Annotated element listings

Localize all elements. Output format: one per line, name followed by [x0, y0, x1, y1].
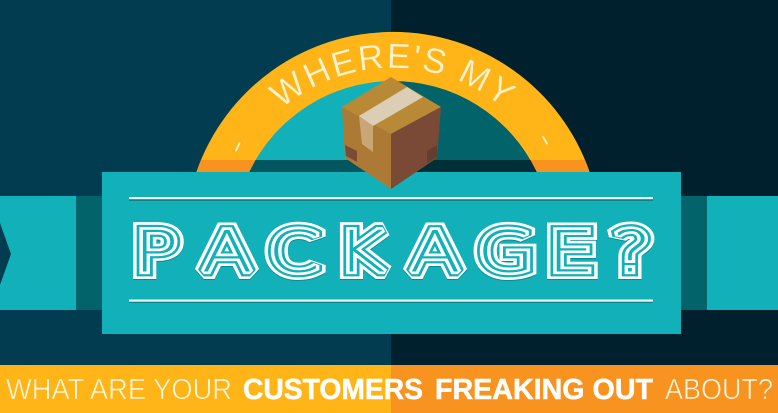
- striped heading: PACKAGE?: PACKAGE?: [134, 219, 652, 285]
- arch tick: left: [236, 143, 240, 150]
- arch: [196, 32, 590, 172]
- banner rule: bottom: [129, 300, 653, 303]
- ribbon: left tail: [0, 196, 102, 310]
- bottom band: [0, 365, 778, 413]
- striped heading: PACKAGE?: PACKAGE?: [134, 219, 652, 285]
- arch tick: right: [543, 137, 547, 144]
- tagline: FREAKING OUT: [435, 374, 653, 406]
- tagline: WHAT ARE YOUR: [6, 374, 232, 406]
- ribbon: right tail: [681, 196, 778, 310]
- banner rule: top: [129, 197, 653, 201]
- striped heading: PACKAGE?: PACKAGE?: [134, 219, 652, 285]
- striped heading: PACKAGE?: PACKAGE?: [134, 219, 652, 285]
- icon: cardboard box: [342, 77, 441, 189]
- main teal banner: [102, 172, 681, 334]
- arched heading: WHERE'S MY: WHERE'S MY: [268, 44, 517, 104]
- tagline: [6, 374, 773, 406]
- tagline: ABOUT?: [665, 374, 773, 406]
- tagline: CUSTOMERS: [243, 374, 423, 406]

...

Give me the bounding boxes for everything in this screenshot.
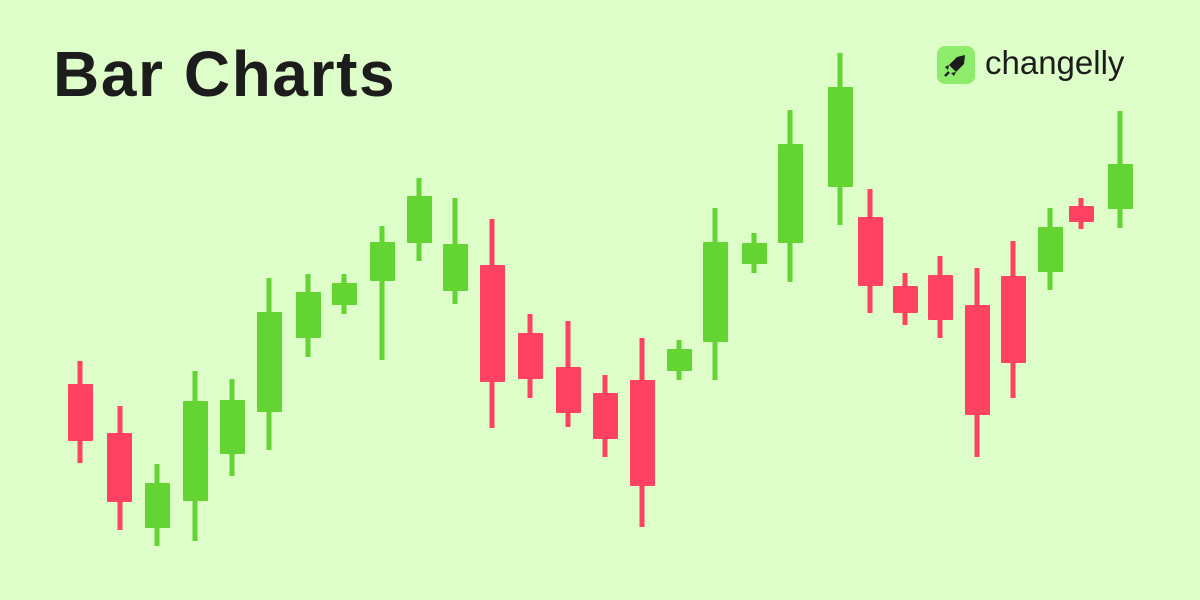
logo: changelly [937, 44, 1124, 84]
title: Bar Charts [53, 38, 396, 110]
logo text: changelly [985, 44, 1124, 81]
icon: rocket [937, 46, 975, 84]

## [Stated problem]
Copy out everything from the line that contains "Give me the" down to the line that contains "icon: rocket [937, 46, 975, 84]", including both of those lines, and leave the pictures out of the answer.

## [Problem solution]
Give me the bounding boxes for everything in this screenshot.
logo: changelly [937, 44, 1124, 84]
title: Bar Charts [53, 38, 396, 110]
logo text: changelly [985, 44, 1124, 81]
icon: rocket [937, 46, 975, 84]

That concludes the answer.